● Your task: Give a verbatim copy of the lines below, minus the pictures.

● Information supplied:

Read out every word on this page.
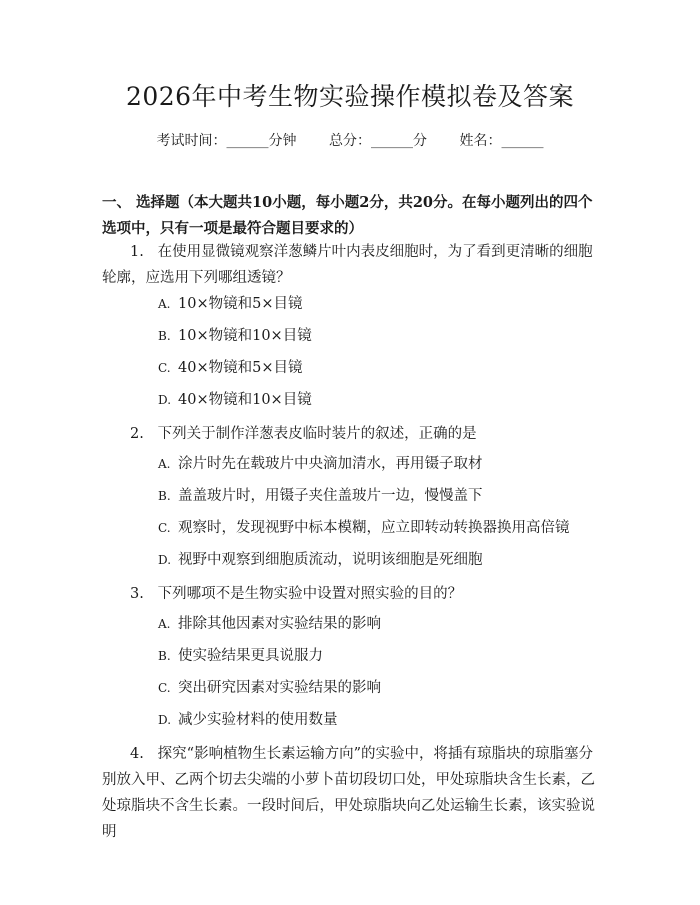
2026年中考生物实验操作模拟卷及答案
考试时间：______分钟 总分：______分 姓名：______
一、 选择题（本大题共10小题，每小题2分，共20分。在每小题列出的四个选项中，只有一项是最符合题目要求的）
1. 在使用显微镜观察洋葱鳞片叶内表皮细胞时，为了看到更清晰的细胞轮廓，应选用下列哪组透镜？
A. 10×物镜和5×目镜
B. 10×物镜和10×目镜
C. 40×物镜和5×目镜
D. 40×物镜和10×目镜
2. 下列关于制作洋葱表皮临时装片的叙述，正确的是
A. 涂片时先在载玻片中央滴加清水，再用镊子取材
B. 盖盖玻片时，用镊子夹住盖玻片一边，慢慢盖下
C. 观察时，发现视野中标本模糊，应立即转动转换器换用高倍镜
D. 视野中观察到细胞质流动，说明该细胞是死细胞
3. 下列哪项不是生物实验中设置对照实验的目的？
A. 排除其他因素对实验结果的影响
B. 使实验结果更具说服力
C. 突出研究因素对实验结果的影响
D. 减少实验材料的使用数量
4. 探究“影响植物生长素运输方向”的实验中，将插有琼脂块的琼脂塞分别放入甲、乙两个切去尖端的小萝卜苗切段切口处，甲处琼脂块含生长素，乙处琼脂块不含生长素。一段时间后，甲处琼脂块向乙处运输生长素，该实验说明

● Result of the exercise:
Read out every word on this page.
2026年中考生物实验操作模拟卷及答案
考试时间：______分钟 总分：______分 姓名：______
一、 选择题（本大题共10小题，每小题2分，共20分。在每小题列出的四个选项中，只有一项是最符合题目要求的）
1. 在使用显微镜观察洋葱鳞片叶内表皮细胞时，为了看到更清晰的细胞轮廓，应选用下列哪组透镜？
A. 10×物镜和5×目镜
B. 10×物镜和10×目镜
C. 40×物镜和5×目镜
D. 40×物镜和10×目镜
2. 下列关于制作洋葱表皮临时装片的叙述，正确的是
A. 涂片时先在载玻片中央滴加清水，再用镊子取材
B. 盖盖玻片时，用镊子夹住盖玻片一边，慢慢盖下
C. 观察时，发现视野中标本模糊，应立即转动转换器换用高倍镜
D. 视野中观察到细胞质流动，说明该细胞是死细胞
3. 下列哪项不是生物实验中设置对照实验的目的？
A. 排除其他因素对实验结果的影响
B. 使实验结果更具说服力
C. 突出研究因素对实验结果的影响
D. 减少实验材料的使用数量
4. 探究“影响植物生长素运输方向”的实验中，将插有琼脂块的琼脂塞分别放入甲、乙两个切去尖端的小萝卜苗切段切口处，甲处琼脂块含生长素，乙处琼脂块不含生长素。一段时间后，甲处琼脂块向乙处运输生长素，该实验说明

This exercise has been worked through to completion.